Aim |
Print out the entries below with no edits.

Provided entries |
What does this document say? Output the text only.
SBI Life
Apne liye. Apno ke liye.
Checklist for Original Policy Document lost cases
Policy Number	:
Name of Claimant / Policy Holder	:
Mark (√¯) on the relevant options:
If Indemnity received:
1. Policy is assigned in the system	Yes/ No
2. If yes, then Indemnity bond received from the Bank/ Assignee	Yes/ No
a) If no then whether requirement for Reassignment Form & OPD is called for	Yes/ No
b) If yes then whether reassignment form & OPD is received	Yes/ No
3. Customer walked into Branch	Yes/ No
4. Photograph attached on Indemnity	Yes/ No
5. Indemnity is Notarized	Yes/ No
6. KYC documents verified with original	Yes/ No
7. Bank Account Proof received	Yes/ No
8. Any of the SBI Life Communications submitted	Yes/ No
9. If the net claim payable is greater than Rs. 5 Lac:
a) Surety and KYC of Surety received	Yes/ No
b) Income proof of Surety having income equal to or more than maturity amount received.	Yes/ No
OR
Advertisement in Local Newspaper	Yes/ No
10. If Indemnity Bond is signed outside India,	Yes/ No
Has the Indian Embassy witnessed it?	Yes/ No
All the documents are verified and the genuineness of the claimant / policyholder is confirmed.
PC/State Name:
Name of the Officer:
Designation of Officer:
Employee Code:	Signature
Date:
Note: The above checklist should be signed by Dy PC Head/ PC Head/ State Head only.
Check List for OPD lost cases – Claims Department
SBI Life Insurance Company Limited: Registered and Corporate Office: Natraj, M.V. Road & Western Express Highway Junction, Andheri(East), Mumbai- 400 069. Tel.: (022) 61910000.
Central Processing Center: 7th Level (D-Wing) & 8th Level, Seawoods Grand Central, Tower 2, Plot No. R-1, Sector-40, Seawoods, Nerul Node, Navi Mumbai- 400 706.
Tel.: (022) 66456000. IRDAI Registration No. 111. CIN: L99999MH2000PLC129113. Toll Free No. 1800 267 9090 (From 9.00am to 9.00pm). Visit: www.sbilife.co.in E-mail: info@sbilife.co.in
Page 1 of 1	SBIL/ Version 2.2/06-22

Solution for this problem |
What does this document say? Output the text only.
SBI Life
Apne liye. Apno ke liye.
Checklist for Original Policy Document lost cases
Policy Number	:
Name of Claimant / Policy Holder	:
Mark (√¯) on the relevant options:
If Indemnity received:
1. Policy is assigned in the system	Yes/ No
2. If yes, then Indemnity bond received from the Bank/ Assignee	Yes/ No
a) If no then whether requirement for Reassignment Form & OPD is called for	Yes/ No
b) If yes then whether reassignment form & OPD is received	Yes/ No
3. Customer walked into Branch	Yes/ No
4. Photograph attached on Indemnity	Yes/ No
5. Indemnity is Notarized	Yes/ No
6. KYC documents verified with original	Yes/ No
7. Bank Account Proof received	Yes/ No
8. Any of the SBI Life Communications submitted	Yes/ No
9. If the net claim payable is greater than Rs. 5 Lac:
a) Surety and KYC of Surety received	Yes/ No
b) Income proof of Surety having income equal to or more than maturity amount received.	Yes/ No
OR
Advertisement in Local Newspaper	Yes/ No
10. If Indemnity Bond is signed outside India,	Yes/ No
Has the Indian Embassy witnessed it?	Yes/ No
All the documents are verified and the genuineness of the claimant / policyholder is confirmed.
PC/State Name:
Name of the Officer:
Designation of Officer:
Employee Code:	Signature
Date:
Note: The above checklist should be signed by Dy PC Head/ PC Head/ State Head only.
Check List for OPD lost cases – Claims Department
SBI Life Insurance Company Limited: Registered and Corporate Office: Natraj, M.V. Road & Western Express Highway Junction, Andheri(East), Mumbai- 400 069. Tel.: (022) 61910000.
Central Processing Center: 7th Level (D-Wing) & 8th Level, Seawoods Grand Central, Tower 2, Plot No. R-1, Sector-40, Seawoods, Nerul Node, Navi Mumbai- 400 706.
Tel.: (022) 66456000. IRDAI Registration No. 111. CIN: L99999MH2000PLC129113. Toll Free No. 1800 267 9090 (From 9.00am to 9.00pm). Visit: www.sbilife.co.in E-mail: info@sbilife.co.in
Page 1 of 1	SBIL/ Version 2.2/06-22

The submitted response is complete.